TASK DETAILS: Reproduce each of the following rows verbatim, omitting the pictures from your answer.

BEGIN EXTRACTED RECORDS

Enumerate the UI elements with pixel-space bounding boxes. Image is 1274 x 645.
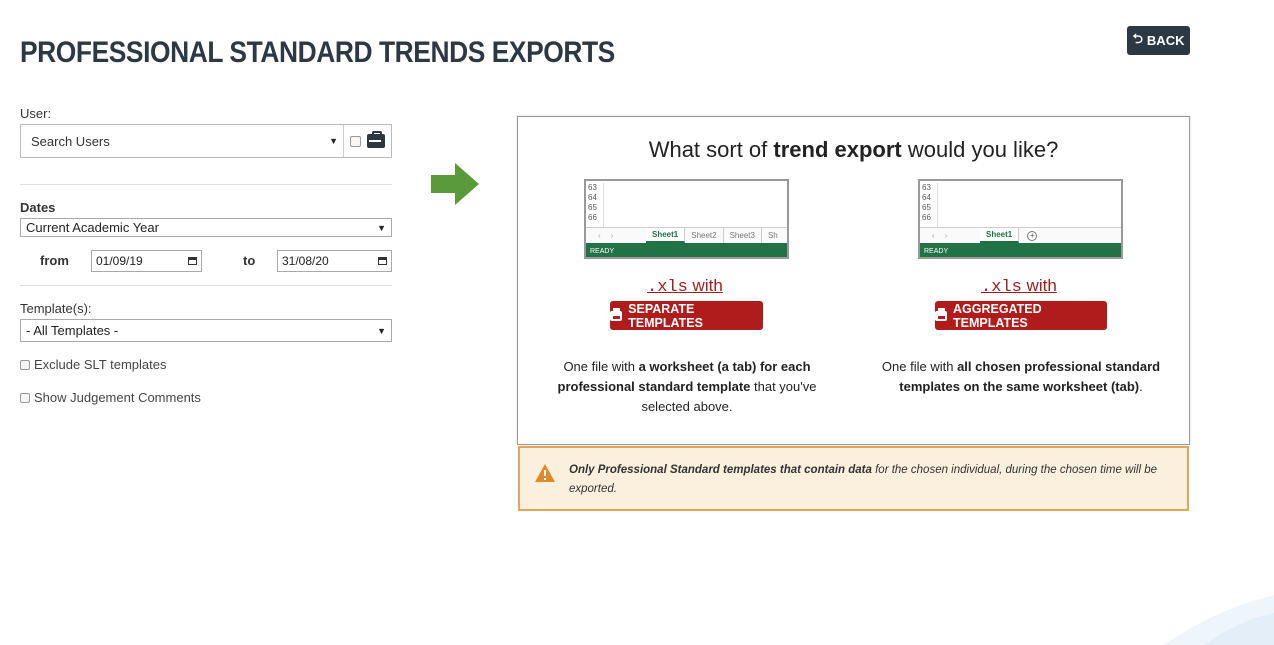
user-picker: Search Users ▼ — [20, 124, 392, 158]
warning-icon — [535, 464, 555, 482]
sheet-nav-icons: ‹› — [932, 231, 958, 240]
sheet-tab-bar: ‹› Sheet1 Sheet2 Sheet3 Sh — [586, 227, 787, 243]
back-arrow-icon: ⮌ — [1132, 30, 1143, 46]
chevron-down-icon: ▼ — [377, 325, 386, 336]
separate-templates-button[interactable]: SEPARATE TEMPLATES — [610, 301, 763, 330]
to-date-value: 31/08/20 — [282, 254, 329, 268]
row-number: 63 — [588, 183, 597, 192]
separate-templates-label: SEPARATE TEMPLATES — [628, 301, 703, 330]
export-panel: What sort of trend export would you like… — [517, 116, 1190, 445]
briefcase-icon[interactable] — [367, 131, 385, 148]
arrow-right-icon — [431, 163, 479, 205]
question-suffix: would you like? — [901, 137, 1059, 162]
sheet-tab: Sheet3 — [724, 228, 762, 243]
from-date-value: 01/09/19 — [96, 254, 143, 268]
user-label: User: — [20, 106, 52, 121]
separate-description: One file with a worksheet (a tab) for ea… — [542, 357, 832, 417]
printer-icon — [935, 307, 947, 321]
from-date-input[interactable]: 01/09/19 — [91, 250, 202, 272]
templates-select-value: - All Templates - — [26, 323, 119, 338]
templates-label: Template(s): — [20, 301, 92, 316]
exclude-slt-row: Exclude SLT templates — [20, 357, 166, 372]
sheet-tab: Sh — [767, 231, 778, 240]
user-select-value: Search Users — [31, 133, 110, 149]
page-title: PROFESSIONAL STANDARD TRENDS EXPORTS — [20, 36, 615, 69]
to-label: to — [243, 253, 256, 268]
to-date-input[interactable]: 31/08/20 — [277, 250, 392, 272]
exclude-slt-label: Exclude SLT templates — [34, 357, 167, 372]
chevron-down-icon: ▼ — [377, 222, 386, 233]
desc-text: One file with — [881, 359, 958, 374]
from-label: from — [40, 253, 69, 268]
aggregated-sheet-preview: 63 64 65 66 ‹› Sheet1 + READY — [918, 179, 1123, 259]
sheet-tab: Sheet1 — [646, 228, 686, 243]
aggregated-templates-button[interactable]: AGGREGATED TEMPLATES — [935, 301, 1107, 330]
add-sheet-icon: + — [1027, 230, 1038, 241]
calendar-icon[interactable] — [188, 257, 197, 265]
panel-question: What sort of trend export would you like… — [518, 137, 1189, 163]
warning-bold: Only Professional Standard templates tha… — [569, 464, 872, 476]
printer-icon — [610, 307, 623, 321]
warning-alert: Only Professional Standard templates tha… — [518, 446, 1189, 511]
row-number: 65 — [922, 203, 931, 212]
decorative-swoosh — [1164, 595, 1274, 645]
row-number: 63 — [922, 183, 931, 192]
sheet-tab-bar: ‹› Sheet1 + — [920, 227, 1121, 243]
desc-text: One file with — [563, 359, 639, 374]
question-bold: trend export — [773, 137, 902, 162]
sheet-status-bar: READY — [586, 243, 787, 257]
xls-ext: .xls — [647, 278, 688, 297]
sheet-nav-icons: ‹› — [598, 231, 624, 240]
user-tools — [344, 131, 391, 148]
separate-xls-label: .xls with — [647, 276, 723, 297]
chevron-down-icon: ▼ — [329, 136, 338, 146]
aggregated-templates-label: AGGREGATED TEMPLATES — [953, 301, 1042, 330]
dates-select-value: Current Academic Year — [26, 220, 159, 235]
row-number: 66 — [588, 213, 597, 222]
dates-label: Dates — [20, 200, 56, 215]
divider — [20, 285, 392, 286]
sheet-tab: Sheet2 — [685, 228, 724, 243]
desc-text: . — [1139, 379, 1143, 394]
exclude-slt-checkbox[interactable] — [20, 359, 30, 370]
row-number: 66 — [922, 213, 931, 222]
question-prefix: What sort of — [648, 137, 774, 162]
row-number: 64 — [588, 193, 597, 202]
sheet-tab: Sheet1 — [980, 228, 1020, 243]
xls-with: with — [1021, 276, 1057, 295]
user-search-select[interactable]: Search Users ▼ — [21, 125, 344, 157]
row-number: 65 — [588, 203, 597, 212]
back-button-label: BACK — [1146, 33, 1185, 48]
show-comments-checkbox[interactable] — [20, 392, 30, 403]
show-comments-row: Show Judgement Comments — [20, 390, 201, 405]
calendar-icon[interactable] — [378, 257, 387, 265]
divider — [20, 184, 392, 185]
row-number: 64 — [922, 193, 931, 202]
user-select-all-checkbox[interactable] — [350, 135, 361, 147]
sheet-row-numbers: 63 64 65 66 — [588, 183, 604, 228]
xls-ext: .xls — [981, 278, 1022, 297]
dates-select[interactable]: Current Academic Year ▼ — [20, 218, 392, 237]
sheet-status-bar: READY — [920, 243, 1121, 257]
sheet-row-numbers: 63 64 65 66 — [922, 183, 938, 228]
xls-with: with — [687, 276, 723, 295]
templates-select[interactable]: - All Templates - ▼ — [20, 319, 392, 342]
show-comments-label: Show Judgement Comments — [34, 390, 201, 405]
warning-text: Only Professional Standard templates tha… — [569, 461, 1173, 499]
aggregated-xls-label: .xls with — [981, 276, 1057, 297]
aggregated-description: One file with all chosen professional st… — [876, 357, 1166, 397]
separate-sheet-preview: 63 64 65 66 ‹› Sheet1 Sheet2 Sheet3 Sh R… — [584, 179, 789, 259]
back-button[interactable]: ⮌ BACK — [1127, 26, 1190, 55]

END EXTRACTED RECORDS

CORRECT RESPONSE:
Enumerate the UI elements with pixel-space bounding boxes. Image is 1274 x 645.
user-picker: Search Users ▼ — [20, 124, 392, 158]
warning-icon — [535, 464, 555, 482]
sheet-nav-icons: ‹› — [932, 231, 958, 240]
sheet-tab-bar: ‹› Sheet1 Sheet2 Sheet3 Sh — [586, 227, 787, 243]
back-arrow-icon: ⮌ — [1132, 30, 1143, 46]
chevron-down-icon: ▼ — [377, 325, 386, 336]
separate-templates-button[interactable]: SEPARATE TEMPLATES — [610, 301, 763, 330]
to-date-value: 31/08/20 — [282, 254, 329, 268]
row-number: 63 — [588, 183, 597, 192]
separate-templates-label: SEPARATE TEMPLATES — [628, 301, 703, 330]
export-panel: What sort of trend export would you like… — [517, 116, 1190, 445]
briefcase-icon[interactable] — [367, 131, 385, 148]
arrow-right-icon — [431, 163, 479, 205]
question-suffix: would you like? — [901, 137, 1059, 162]
sheet-tab: Sheet3 — [724, 228, 762, 243]
from-date-value: 01/09/19 — [96, 254, 143, 268]
user-label: User: — [20, 106, 52, 121]
separate-description: One file with a worksheet (a tab) for ea… — [542, 357, 832, 417]
printer-icon — [935, 307, 947, 321]
from-date-input[interactable]: 01/09/19 — [91, 250, 202, 272]
templates-select-value: - All Templates - — [26, 323, 119, 338]
templates-label: Template(s): — [20, 301, 92, 316]
exclude-slt-row: Exclude SLT templates — [20, 357, 166, 372]
sheet-tab: Sh — [767, 231, 778, 240]
user-select-value: Search Users — [31, 133, 110, 149]
page-title: PROFESSIONAL STANDARD TRENDS EXPORTS — [20, 36, 615, 69]
to-label: to — [243, 253, 256, 268]
to-date-input[interactable]: 31/08/20 — [277, 250, 392, 272]
exclude-slt-label: Exclude SLT templates — [34, 357, 167, 372]
chevron-down-icon: ▼ — [377, 222, 386, 233]
desc-text: One file with — [881, 359, 958, 374]
from-label: from — [40, 253, 69, 268]
aggregated-sheet-preview: 63 64 65 66 ‹› Sheet1 + READY — [918, 179, 1123, 259]
sheet-tab: Sheet1 — [646, 228, 686, 243]
aggregated-templates-button[interactable]: AGGREGATED TEMPLATES — [935, 301, 1107, 330]
add-sheet-icon: + — [1027, 230, 1038, 241]
calendar-icon[interactable] — [188, 257, 197, 265]
panel-question: What sort of trend export would you like… — [518, 137, 1189, 163]
warning-bold: Only Professional Standard templates tha… — [569, 464, 872, 476]
printer-icon — [610, 307, 623, 321]
warning-alert: Only Professional Standard templates tha… — [518, 446, 1189, 511]
row-number: 65 — [922, 203, 931, 212]
decorative-swoosh — [1164, 595, 1274, 645]
row-number: 63 — [922, 183, 931, 192]
sheet-tab-bar: ‹› Sheet1 + — [920, 227, 1121, 243]
desc-text: One file with — [563, 359, 639, 374]
question-bold: trend export — [773, 137, 902, 162]
sheet-status-bar: READY — [586, 243, 787, 257]
xls-ext: .xls — [647, 278, 688, 297]
sheet-nav-icons: ‹› — [598, 231, 624, 240]
user-tools — [344, 131, 391, 148]
separate-xls-label: .xls with — [647, 276, 723, 297]
chevron-down-icon: ▼ — [329, 136, 338, 146]
aggregated-templates-label: AGGREGATED TEMPLATES — [953, 301, 1042, 330]
dates-select-value: Current Academic Year — [26, 220, 159, 235]
row-number: 66 — [588, 213, 597, 222]
dates-label: Dates — [20, 200, 56, 215]
divider — [20, 285, 392, 286]
sheet-tab: Sheet2 — [685, 228, 724, 243]
desc-text: . — [1139, 379, 1143, 394]
exclude-slt-checkbox[interactable] — [20, 359, 30, 370]
row-number: 66 — [922, 213, 931, 222]
question-prefix: What sort of — [648, 137, 774, 162]
row-number: 64 — [588, 193, 597, 202]
sheet-tab: Sheet1 — [980, 228, 1020, 243]
xls-with: with — [1021, 276, 1057, 295]
user-search-select[interactable]: Search Users ▼ — [21, 125, 344, 157]
row-number: 65 — [588, 203, 597, 212]
back-button-label: BACK — [1146, 33, 1185, 48]
show-comments-checkbox[interactable] — [20, 392, 30, 403]
show-comments-row: Show Judgement Comments — [20, 390, 201, 405]
calendar-icon[interactable] — [378, 257, 387, 265]
divider — [20, 184, 392, 185]
row-number: 64 — [922, 193, 931, 202]
user-select-all-checkbox[interactable] — [350, 135, 361, 147]
sheet-row-numbers: 63 64 65 66 — [588, 183, 604, 228]
xls-ext: .xls — [981, 278, 1022, 297]
dates-select[interactable]: Current Academic Year ▼ — [20, 218, 392, 237]
sheet-status-bar: READY — [920, 243, 1121, 257]
sheet-row-numbers: 63 64 65 66 — [922, 183, 938, 228]
xls-with: with — [687, 276, 723, 295]
templates-select[interactable]: - All Templates - ▼ — [20, 319, 392, 342]
show-comments-label: Show Judgement Comments — [34, 390, 201, 405]
warning-text: Only Professional Standard templates tha… — [569, 461, 1173, 499]
aggregated-xls-label: .xls with — [981, 276, 1057, 297]
aggregated-description: One file with all chosen professional st… — [876, 357, 1166, 397]
separate-sheet-preview: 63 64 65 66 ‹› Sheet1 Sheet2 Sheet3 Sh R… — [584, 179, 789, 259]
back-button[interactable]: ⮌ BACK — [1127, 26, 1190, 55]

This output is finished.